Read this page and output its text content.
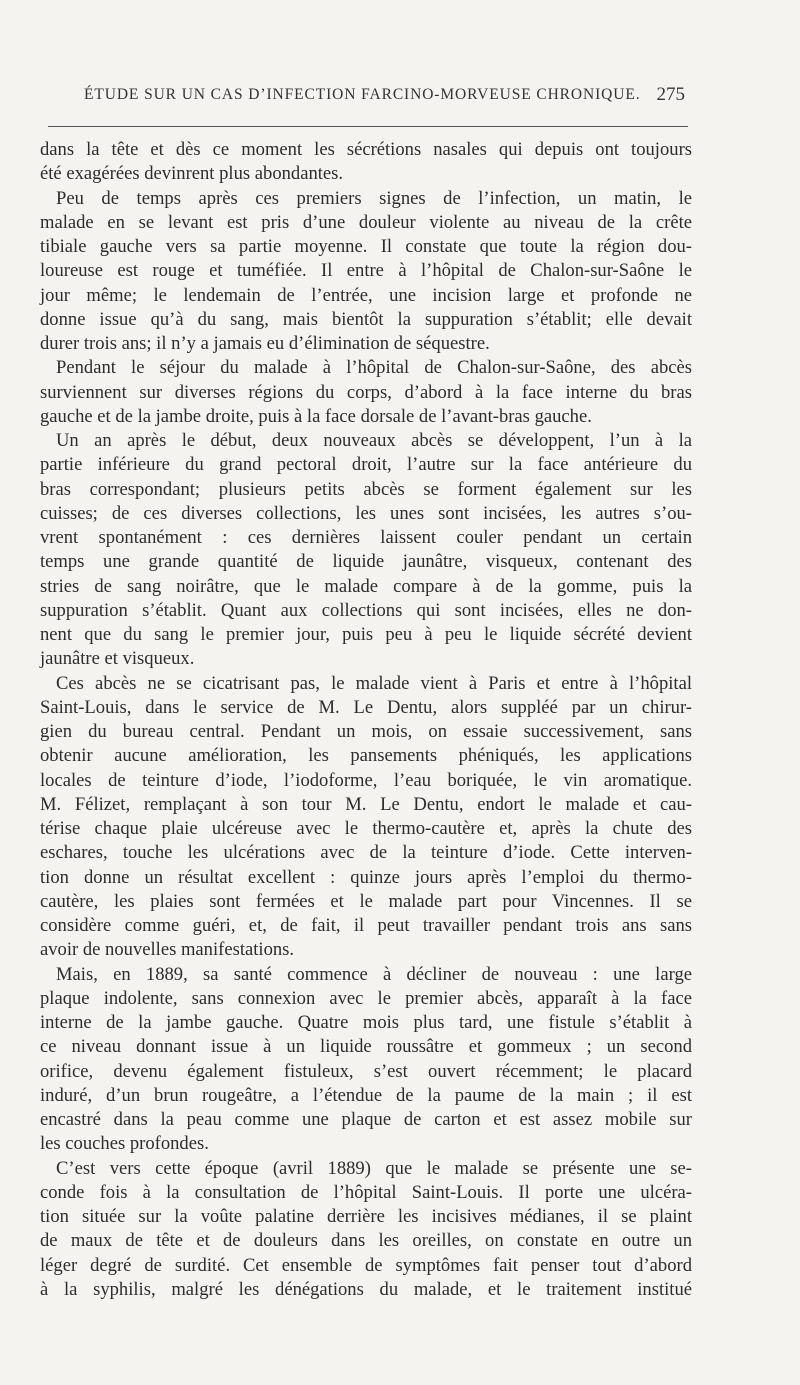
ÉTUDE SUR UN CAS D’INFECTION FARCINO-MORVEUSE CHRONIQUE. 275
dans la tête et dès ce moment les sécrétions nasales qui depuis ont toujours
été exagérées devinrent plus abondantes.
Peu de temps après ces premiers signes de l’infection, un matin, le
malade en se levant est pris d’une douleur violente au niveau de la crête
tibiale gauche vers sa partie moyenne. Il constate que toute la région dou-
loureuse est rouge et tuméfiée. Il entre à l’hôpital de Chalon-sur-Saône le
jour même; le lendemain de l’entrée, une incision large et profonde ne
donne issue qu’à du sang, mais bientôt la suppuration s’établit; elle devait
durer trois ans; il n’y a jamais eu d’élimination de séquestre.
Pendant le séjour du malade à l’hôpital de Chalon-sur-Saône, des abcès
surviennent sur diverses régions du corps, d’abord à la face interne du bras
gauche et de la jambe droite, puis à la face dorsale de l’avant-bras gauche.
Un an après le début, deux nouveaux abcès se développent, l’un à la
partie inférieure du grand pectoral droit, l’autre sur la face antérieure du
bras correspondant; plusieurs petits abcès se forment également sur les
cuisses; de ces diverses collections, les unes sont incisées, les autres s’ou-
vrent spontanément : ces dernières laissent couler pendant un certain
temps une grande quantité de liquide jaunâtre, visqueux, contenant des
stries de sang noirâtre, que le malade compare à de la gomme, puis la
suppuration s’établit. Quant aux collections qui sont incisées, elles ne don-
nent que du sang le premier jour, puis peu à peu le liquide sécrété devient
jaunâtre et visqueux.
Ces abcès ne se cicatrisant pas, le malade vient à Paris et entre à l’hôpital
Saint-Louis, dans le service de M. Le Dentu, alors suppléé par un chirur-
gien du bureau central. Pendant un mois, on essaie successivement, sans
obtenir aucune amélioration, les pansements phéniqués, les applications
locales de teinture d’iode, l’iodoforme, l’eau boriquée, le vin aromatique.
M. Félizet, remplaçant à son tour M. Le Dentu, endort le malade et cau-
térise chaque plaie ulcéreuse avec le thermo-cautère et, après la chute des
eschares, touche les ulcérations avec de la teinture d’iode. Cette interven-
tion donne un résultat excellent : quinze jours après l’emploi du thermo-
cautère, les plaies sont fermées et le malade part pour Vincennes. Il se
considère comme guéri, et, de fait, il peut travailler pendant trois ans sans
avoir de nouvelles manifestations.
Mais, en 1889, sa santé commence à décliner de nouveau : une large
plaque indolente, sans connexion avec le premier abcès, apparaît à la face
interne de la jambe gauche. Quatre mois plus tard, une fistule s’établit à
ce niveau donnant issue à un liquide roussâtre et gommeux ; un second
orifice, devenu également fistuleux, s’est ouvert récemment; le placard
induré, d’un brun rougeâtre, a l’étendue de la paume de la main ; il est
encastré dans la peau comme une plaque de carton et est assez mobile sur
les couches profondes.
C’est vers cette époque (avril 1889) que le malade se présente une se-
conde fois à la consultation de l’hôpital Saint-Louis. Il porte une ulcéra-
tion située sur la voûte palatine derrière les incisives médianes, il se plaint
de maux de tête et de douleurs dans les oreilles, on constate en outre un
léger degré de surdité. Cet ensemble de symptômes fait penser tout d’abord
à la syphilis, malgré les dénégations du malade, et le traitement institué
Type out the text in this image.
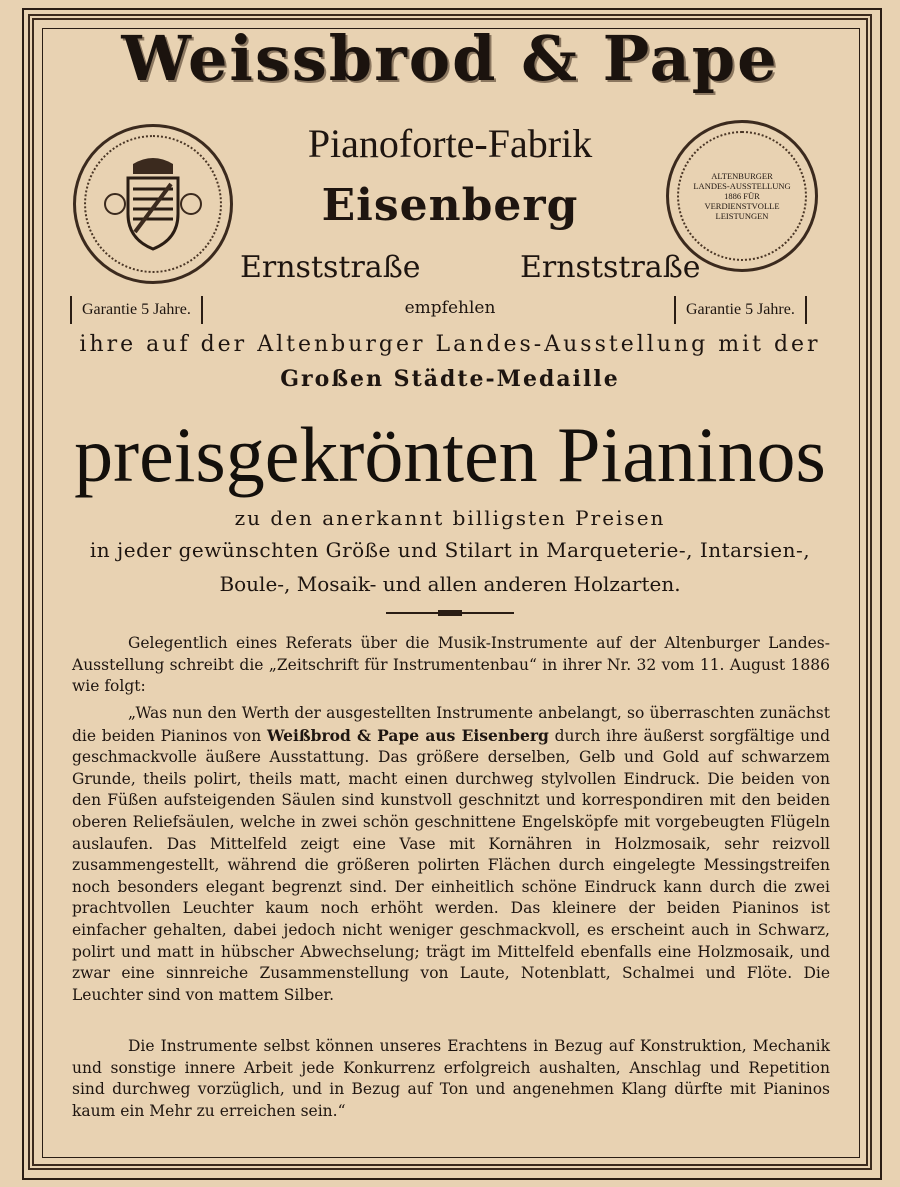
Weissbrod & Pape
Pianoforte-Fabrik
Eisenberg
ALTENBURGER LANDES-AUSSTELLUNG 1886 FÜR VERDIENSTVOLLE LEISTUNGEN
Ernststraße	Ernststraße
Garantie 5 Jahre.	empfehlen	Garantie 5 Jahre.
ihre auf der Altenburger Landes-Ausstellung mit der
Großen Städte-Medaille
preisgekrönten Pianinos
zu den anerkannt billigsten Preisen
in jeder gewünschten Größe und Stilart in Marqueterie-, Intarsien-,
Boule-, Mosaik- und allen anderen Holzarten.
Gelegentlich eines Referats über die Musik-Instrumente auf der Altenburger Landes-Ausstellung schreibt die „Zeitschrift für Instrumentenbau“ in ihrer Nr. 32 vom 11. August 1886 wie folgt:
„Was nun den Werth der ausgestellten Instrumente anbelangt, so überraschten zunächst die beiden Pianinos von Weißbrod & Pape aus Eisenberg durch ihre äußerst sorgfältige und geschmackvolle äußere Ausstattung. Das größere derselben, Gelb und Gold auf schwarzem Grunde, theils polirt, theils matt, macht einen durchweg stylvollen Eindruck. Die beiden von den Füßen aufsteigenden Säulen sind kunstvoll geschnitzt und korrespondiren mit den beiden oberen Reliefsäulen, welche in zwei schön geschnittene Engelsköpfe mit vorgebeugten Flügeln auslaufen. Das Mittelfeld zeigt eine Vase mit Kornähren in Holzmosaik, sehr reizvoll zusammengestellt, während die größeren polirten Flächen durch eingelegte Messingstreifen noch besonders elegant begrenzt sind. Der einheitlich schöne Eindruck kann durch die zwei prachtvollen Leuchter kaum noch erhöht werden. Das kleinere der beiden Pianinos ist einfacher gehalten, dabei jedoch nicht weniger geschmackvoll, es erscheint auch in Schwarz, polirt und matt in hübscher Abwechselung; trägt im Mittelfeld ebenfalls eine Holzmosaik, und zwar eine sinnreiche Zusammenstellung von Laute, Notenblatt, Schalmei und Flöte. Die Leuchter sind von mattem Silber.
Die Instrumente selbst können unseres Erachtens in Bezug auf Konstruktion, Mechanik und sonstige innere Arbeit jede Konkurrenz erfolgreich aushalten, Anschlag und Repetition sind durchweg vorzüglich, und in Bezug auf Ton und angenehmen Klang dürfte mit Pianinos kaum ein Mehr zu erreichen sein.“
◇ ◇ ◇ ◇
The listing above needs to be output again exactly. Don't include the pictures.

Read this page and output its text content.
ÉTUDE SUR UN CAS D’INFECTION FARCINO-MORVEUSE CHRONIQUE. 275
dans la tête et dès ce moment les sécrétions nasales qui depuis ont toujours
été exagérées devinrent plus abondantes.
Peu de temps après ces premiers signes de l’infection, un matin, le
malade en se levant est pris d’une douleur violente au niveau de la crête
tibiale gauche vers sa partie moyenne. Il constate que toute la région dou-
loureuse est rouge et tuméfiée. Il entre à l’hôpital de Chalon-sur-Saône le
jour même; le lendemain de l’entrée, une incision large et profonde ne
donne issue qu’à du sang, mais bientôt la suppuration s’établit; elle devait
durer trois ans; il n’y a jamais eu d’élimination de séquestre.
Pendant le séjour du malade à l’hôpital de Chalon-sur-Saône, des abcès
surviennent sur diverses régions du corps, d’abord à la face interne du bras
gauche et de la jambe droite, puis à la face dorsale de l’avant-bras gauche.
Un an après le début, deux nouveaux abcès se développent, l’un à la
partie inférieure du grand pectoral droit, l’autre sur la face antérieure du
bras correspondant; plusieurs petits abcès se forment également sur les
cuisses; de ces diverses collections, les unes sont incisées, les autres s’ou-
vrent spontanément : ces dernières laissent couler pendant un certain
temps une grande quantité de liquide jaunâtre, visqueux, contenant des
stries de sang noirâtre, que le malade compare à de la gomme, puis la
suppuration s’établit. Quant aux collections qui sont incisées, elles ne don-
nent que du sang le premier jour, puis peu à peu le liquide sécrété devient
jaunâtre et visqueux.
Ces abcès ne se cicatrisant pas, le malade vient à Paris et entre à l’hôpital
Saint-Louis, dans le service de M. Le Dentu, alors suppléé par un chirur-
gien du bureau central. Pendant un mois, on essaie successivement, sans
obtenir aucune amélioration, les pansements phéniqués, les applications
locales de teinture d’iode, l’iodoforme, l’eau boriquée, le vin aromatique.
M. Félizet, remplaçant à son tour M. Le Dentu, endort le malade et cau-
térise chaque plaie ulcéreuse avec le thermo-cautère et, après la chute des
eschares, touche les ulcérations avec de la teinture d’iode. Cette interven-
tion donne un résultat excellent : quinze jours après l’emploi du thermo-
cautère, les plaies sont fermées et le malade part pour Vincennes. Il se
considère comme guéri, et, de fait, il peut travailler pendant trois ans sans
avoir de nouvelles manifestations.
Mais, en 1889, sa santé commence à décliner de nouveau : une large
plaque indolente, sans connexion avec le premier abcès, apparaît à la face
interne de la jambe gauche. Quatre mois plus tard, une fistule s’établit à
ce niveau donnant issue à un liquide roussâtre et gommeux ; un second
orifice, devenu également fistuleux, s’est ouvert récemment; le placard
induré, d’un brun rougeâtre, a l’étendue de la paume de la main ; il est
encastré dans la peau comme une plaque de carton et est assez mobile sur
les couches profondes.
C’est vers cette époque (avril 1889) que le malade se présente une se-
conde fois à la consultation de l’hôpital Saint-Louis. Il porte une ulcéra-
tion située sur la voûte palatine derrière les incisives médianes, il se plaint
de maux de tête et de douleurs dans les oreilles, on constate en outre un
léger degré de surdité. Cet ensemble de symptômes fait penser tout d’abord
à la syphilis, malgré les dénégations du malade, et le traitement institué
Type out the text in this image.
Weissbrod & Pape
Pianoforte-Fabrik
Eisenberg
ALTENBURGER LANDES-AUSSTELLUNG 1886 FÜR VERDIENSTVOLLE LEISTUNGEN
Ernststraße	Ernststraße
Garantie 5 Jahre.	empfehlen	Garantie 5 Jahre.
ihre auf der Altenburger Landes-Ausstellung mit der
Großen Städte-Medaille
preisgekrönten Pianinos
zu den anerkannt billigsten Preisen
in jeder gewünschten Größe und Stilart in Marqueterie-, Intarsien-,
Boule-, Mosaik- und allen anderen Holzarten.
Gelegentlich eines Referats über die Musik-Instrumente auf der Altenburger Landes-Ausstellung schreibt die „Zeitschrift für Instrumentenbau“ in ihrer Nr. 32 vom 11. August 1886 wie folgt:
„Was nun den Werth der ausgestellten Instrumente anbelangt, so überraschten zunächst die beiden Pianinos von Weißbrod & Pape aus Eisenberg durch ihre äußerst sorgfältige und geschmackvolle äußere Ausstattung. Das größere derselben, Gelb und Gold auf schwarzem Grunde, theils polirt, theils matt, macht einen durchweg stylvollen Eindruck. Die beiden von den Füßen aufsteigenden Säulen sind kunstvoll geschnitzt und korrespondiren mit den beiden oberen Reliefsäulen, welche in zwei schön geschnittene Engelsköpfe mit vorgebeugten Flügeln auslaufen. Das Mittelfeld zeigt eine Vase mit Kornähren in Holzmosaik, sehr reizvoll zusammengestellt, während die größeren polirten Flächen durch eingelegte Messingstreifen noch besonders elegant begrenzt sind. Der einheitlich schöne Eindruck kann durch die zwei prachtvollen Leuchter kaum noch erhöht werden. Das kleinere der beiden Pianinos ist einfacher gehalten, dabei jedoch nicht weniger geschmackvoll, es erscheint auch in Schwarz, polirt und matt in hübscher Abwechselung; trägt im Mittelfeld ebenfalls eine Holzmosaik, und zwar eine sinnreiche Zusammenstellung von Laute, Notenblatt, Schalmei und Flöte. Die Leuchter sind von mattem Silber.
Die Instrumente selbst können unseres Erachtens in Bezug auf Konstruktion, Mechanik und sonstige innere Arbeit jede Konkurrenz erfolgreich aushalten, Anschlag und Repetition sind durchweg vorzüglich, und in Bezug auf Ton und angenehmen Klang dürfte mit Pianinos kaum ein Mehr zu erreichen sein.“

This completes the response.